## AIM:
Below are records. Copy every line with "none" in it.

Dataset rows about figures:

===

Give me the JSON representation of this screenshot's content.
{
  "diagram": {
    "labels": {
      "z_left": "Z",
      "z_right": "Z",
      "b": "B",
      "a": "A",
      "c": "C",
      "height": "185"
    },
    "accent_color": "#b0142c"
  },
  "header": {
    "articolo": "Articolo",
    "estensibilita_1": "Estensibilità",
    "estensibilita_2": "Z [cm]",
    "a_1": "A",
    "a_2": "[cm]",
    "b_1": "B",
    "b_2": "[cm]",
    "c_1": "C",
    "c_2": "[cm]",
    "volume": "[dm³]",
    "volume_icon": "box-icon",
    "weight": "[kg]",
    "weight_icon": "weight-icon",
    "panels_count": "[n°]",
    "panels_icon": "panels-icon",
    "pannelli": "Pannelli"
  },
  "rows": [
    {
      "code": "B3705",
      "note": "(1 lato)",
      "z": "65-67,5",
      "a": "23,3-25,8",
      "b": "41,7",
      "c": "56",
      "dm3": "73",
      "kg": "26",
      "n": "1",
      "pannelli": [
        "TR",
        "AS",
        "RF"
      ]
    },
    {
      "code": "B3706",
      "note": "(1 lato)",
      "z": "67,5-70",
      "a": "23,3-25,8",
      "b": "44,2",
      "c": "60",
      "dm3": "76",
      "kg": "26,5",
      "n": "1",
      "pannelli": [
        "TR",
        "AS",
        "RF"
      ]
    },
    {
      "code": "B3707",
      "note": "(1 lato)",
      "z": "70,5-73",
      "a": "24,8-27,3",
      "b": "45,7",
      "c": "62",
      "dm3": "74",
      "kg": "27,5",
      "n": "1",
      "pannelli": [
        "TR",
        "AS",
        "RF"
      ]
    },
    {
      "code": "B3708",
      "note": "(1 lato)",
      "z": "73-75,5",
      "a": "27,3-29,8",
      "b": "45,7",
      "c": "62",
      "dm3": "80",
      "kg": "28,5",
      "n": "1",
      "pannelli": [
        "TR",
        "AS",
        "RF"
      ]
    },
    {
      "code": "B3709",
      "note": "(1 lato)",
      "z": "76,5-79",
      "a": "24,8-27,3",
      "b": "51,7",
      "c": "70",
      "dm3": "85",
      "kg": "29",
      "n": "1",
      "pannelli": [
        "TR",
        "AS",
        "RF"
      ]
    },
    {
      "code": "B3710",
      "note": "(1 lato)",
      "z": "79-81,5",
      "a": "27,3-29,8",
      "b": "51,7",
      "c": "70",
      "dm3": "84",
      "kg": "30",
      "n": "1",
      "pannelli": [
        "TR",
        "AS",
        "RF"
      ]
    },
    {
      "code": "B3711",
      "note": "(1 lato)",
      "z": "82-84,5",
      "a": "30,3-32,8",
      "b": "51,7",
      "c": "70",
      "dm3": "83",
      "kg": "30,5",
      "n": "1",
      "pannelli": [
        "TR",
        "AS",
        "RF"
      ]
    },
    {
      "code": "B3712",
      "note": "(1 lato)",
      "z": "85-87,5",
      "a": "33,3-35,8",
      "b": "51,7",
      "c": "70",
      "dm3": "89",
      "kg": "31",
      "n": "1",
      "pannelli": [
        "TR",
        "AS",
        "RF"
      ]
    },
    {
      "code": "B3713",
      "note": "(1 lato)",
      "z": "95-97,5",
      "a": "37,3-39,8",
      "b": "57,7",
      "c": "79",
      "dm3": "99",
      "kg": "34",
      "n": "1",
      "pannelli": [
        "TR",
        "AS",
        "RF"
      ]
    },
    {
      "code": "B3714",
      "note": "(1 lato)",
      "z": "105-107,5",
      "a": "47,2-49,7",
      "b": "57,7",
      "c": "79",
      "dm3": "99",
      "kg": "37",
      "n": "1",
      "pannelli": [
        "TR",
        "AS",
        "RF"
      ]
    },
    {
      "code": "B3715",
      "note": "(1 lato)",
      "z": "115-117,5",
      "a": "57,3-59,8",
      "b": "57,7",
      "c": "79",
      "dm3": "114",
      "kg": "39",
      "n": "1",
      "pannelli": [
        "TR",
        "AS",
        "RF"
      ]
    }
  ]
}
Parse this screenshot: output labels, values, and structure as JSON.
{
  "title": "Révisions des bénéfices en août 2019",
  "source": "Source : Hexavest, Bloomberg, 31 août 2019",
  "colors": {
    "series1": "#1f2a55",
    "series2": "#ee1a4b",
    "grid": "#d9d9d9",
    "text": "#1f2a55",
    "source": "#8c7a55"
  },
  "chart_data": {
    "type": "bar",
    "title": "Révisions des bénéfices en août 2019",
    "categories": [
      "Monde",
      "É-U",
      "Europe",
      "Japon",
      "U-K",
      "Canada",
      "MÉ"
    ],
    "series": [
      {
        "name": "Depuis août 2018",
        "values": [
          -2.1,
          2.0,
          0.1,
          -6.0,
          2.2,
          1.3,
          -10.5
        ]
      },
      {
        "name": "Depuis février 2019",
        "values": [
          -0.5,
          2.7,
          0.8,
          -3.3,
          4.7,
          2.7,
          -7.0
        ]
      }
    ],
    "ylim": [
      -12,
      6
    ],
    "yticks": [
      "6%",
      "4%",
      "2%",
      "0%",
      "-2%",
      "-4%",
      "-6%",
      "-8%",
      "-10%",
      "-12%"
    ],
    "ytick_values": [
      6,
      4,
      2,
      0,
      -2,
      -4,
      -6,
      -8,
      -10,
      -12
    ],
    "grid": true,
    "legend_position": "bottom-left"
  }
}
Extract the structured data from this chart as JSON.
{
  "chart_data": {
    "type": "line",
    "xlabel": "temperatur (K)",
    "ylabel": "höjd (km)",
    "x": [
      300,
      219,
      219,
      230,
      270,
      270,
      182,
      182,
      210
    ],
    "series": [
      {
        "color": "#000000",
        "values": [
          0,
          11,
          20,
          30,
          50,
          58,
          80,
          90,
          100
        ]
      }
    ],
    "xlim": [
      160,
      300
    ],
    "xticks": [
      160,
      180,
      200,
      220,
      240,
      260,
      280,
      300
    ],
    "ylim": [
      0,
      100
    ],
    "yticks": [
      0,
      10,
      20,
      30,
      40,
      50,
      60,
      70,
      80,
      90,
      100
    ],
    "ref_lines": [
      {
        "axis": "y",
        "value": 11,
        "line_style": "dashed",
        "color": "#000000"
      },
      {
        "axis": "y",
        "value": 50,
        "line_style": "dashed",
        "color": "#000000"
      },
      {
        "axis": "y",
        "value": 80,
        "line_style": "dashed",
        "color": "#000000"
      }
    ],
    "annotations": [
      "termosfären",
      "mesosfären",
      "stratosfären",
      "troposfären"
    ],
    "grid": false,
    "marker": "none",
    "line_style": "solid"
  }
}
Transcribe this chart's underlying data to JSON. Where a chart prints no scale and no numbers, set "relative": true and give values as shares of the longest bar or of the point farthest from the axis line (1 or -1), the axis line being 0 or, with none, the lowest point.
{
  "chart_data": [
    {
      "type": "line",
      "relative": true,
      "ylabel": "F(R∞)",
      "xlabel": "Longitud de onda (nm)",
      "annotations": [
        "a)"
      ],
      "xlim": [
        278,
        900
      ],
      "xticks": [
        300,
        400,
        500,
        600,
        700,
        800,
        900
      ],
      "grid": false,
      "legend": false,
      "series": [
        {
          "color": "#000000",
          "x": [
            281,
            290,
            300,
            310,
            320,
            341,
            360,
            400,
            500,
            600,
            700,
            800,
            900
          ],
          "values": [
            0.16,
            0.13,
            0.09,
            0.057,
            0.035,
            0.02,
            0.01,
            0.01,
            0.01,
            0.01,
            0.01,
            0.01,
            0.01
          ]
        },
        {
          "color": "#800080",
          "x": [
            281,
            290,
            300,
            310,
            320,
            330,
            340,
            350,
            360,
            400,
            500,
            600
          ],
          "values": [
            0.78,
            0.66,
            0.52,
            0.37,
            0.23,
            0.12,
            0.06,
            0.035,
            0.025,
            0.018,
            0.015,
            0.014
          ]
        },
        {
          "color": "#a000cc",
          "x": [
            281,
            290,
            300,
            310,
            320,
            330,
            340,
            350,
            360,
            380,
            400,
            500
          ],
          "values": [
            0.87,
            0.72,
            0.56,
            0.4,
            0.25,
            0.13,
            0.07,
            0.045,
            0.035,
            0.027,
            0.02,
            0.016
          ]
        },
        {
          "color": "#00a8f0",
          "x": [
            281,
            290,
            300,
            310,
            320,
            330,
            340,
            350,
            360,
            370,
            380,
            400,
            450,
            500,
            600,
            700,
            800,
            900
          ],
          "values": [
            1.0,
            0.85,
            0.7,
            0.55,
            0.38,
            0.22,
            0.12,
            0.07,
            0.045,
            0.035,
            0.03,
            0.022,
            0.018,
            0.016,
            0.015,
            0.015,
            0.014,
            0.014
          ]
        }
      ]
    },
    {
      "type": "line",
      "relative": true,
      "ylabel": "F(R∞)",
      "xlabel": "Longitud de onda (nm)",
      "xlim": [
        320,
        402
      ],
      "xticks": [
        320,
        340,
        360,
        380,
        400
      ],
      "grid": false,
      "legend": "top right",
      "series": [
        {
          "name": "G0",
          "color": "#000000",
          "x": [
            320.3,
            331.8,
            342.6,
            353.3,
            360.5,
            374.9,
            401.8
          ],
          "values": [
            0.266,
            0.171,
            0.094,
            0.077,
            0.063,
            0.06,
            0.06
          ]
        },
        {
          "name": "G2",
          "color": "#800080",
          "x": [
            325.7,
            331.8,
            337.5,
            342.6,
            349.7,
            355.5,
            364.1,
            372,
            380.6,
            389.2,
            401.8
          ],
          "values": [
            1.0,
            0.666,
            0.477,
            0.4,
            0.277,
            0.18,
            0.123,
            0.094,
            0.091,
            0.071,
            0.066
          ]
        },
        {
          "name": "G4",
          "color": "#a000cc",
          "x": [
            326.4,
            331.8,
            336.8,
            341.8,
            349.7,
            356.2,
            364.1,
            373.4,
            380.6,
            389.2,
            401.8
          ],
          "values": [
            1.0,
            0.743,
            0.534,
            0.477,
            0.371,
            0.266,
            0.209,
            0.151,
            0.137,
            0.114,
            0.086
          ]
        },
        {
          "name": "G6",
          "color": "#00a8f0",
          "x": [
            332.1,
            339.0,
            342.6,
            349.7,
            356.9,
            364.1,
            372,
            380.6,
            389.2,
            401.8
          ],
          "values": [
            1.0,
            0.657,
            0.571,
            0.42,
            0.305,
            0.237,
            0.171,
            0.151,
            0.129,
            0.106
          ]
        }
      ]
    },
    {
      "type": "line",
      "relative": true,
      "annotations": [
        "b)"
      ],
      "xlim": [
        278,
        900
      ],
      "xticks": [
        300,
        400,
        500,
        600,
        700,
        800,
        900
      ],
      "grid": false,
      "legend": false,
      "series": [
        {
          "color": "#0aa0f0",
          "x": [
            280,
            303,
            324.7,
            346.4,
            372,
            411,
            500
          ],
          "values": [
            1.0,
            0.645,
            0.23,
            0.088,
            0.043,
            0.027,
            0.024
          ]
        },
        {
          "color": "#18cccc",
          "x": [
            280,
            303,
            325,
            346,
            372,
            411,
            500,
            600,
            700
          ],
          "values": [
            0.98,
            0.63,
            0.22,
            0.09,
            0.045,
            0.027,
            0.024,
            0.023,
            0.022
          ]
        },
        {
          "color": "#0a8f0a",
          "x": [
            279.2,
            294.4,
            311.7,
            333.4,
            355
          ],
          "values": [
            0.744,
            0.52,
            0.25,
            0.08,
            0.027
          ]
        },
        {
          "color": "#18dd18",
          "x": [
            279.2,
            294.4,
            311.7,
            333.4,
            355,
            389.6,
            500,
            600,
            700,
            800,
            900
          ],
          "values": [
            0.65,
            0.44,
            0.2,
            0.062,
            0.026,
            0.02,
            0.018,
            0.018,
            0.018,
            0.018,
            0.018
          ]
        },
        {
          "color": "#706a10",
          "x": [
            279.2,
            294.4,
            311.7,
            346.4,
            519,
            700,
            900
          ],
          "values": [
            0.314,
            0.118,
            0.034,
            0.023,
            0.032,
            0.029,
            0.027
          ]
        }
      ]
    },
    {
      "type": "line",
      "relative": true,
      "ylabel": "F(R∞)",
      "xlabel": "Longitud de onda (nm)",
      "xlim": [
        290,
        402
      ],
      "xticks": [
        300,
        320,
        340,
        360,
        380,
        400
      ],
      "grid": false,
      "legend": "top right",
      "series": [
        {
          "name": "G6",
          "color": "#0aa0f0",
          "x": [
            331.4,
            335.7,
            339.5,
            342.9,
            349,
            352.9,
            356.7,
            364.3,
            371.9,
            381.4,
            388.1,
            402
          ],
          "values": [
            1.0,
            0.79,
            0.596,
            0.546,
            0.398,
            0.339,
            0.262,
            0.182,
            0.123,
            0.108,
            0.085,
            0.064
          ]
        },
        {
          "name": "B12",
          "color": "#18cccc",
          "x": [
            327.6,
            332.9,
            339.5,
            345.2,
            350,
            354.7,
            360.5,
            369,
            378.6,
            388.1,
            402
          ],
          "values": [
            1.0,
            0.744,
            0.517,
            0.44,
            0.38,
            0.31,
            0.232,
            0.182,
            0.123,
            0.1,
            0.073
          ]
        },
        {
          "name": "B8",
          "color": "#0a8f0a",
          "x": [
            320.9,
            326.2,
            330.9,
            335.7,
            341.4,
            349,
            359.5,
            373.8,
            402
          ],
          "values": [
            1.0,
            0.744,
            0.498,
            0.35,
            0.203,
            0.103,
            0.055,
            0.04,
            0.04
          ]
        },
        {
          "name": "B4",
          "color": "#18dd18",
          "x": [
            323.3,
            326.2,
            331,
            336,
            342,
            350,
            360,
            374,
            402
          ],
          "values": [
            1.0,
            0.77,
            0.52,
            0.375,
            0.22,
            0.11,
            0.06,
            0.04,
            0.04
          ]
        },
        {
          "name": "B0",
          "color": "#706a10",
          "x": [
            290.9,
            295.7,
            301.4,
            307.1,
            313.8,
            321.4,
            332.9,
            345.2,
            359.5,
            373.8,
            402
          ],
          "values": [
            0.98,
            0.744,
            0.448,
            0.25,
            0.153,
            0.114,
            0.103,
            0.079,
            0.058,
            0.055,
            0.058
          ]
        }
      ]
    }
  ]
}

===

## ANSWER BELOW:
    "marker": "none",
Transcribe this chart's underlying data to JSON. Where a chart prints no scale and no numbers, set "relative": true and give values as shares of the longest bar or of the point farthest from the axis line (1 or -1), the axis line being 0 or, with none, the lowest point.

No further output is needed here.